INPUT MATERIAL

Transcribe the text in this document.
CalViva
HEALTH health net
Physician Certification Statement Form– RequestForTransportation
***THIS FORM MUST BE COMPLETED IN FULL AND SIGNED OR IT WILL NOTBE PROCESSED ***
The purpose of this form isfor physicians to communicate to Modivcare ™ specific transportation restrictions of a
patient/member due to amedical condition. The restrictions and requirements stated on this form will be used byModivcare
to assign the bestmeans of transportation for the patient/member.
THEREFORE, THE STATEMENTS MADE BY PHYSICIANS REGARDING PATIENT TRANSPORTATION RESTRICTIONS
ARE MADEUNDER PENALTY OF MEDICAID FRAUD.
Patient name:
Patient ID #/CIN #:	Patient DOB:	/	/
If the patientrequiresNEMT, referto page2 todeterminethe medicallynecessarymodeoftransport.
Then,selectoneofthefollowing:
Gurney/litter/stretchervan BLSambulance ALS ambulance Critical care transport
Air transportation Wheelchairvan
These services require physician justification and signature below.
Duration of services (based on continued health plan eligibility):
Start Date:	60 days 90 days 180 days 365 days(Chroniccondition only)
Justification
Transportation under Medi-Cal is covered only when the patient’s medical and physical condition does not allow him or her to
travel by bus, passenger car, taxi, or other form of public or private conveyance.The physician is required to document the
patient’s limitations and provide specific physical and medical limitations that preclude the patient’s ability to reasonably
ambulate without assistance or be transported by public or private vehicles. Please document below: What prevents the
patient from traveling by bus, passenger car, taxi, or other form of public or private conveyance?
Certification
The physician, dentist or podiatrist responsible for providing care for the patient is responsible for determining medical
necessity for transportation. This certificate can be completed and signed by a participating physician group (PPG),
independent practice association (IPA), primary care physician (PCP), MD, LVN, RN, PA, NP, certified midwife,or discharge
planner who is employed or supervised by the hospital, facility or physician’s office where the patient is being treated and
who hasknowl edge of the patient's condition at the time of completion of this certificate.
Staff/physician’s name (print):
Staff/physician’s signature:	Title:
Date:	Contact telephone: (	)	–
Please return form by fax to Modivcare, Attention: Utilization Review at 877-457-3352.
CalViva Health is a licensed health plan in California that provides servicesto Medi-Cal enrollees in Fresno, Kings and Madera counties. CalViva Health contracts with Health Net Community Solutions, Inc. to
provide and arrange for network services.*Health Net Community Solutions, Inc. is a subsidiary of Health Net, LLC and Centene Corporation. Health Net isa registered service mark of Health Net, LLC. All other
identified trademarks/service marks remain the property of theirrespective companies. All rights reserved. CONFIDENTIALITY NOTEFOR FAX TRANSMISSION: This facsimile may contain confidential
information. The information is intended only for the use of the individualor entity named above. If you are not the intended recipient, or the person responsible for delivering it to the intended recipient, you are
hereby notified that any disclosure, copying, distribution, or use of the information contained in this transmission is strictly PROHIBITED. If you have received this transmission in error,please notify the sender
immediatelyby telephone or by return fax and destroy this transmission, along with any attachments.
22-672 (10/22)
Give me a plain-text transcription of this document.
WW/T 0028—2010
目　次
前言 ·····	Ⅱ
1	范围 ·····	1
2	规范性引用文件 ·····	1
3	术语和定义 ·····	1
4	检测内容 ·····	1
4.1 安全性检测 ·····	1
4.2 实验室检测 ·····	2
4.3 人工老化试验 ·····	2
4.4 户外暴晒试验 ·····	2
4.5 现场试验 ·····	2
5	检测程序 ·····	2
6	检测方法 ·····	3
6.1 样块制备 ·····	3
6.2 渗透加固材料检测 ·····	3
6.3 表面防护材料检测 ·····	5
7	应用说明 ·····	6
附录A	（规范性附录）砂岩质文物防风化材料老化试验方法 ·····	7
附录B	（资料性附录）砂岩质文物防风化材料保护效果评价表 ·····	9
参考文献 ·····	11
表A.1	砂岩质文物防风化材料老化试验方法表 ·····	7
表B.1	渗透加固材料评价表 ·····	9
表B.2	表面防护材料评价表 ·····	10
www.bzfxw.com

WHAT IS REQUIRED
Copy every line of the listing that contains the word "Certification".

RESULT FOR THIS EXERCISE
Physician Certification Statement Form– RequestForTransportation
Certification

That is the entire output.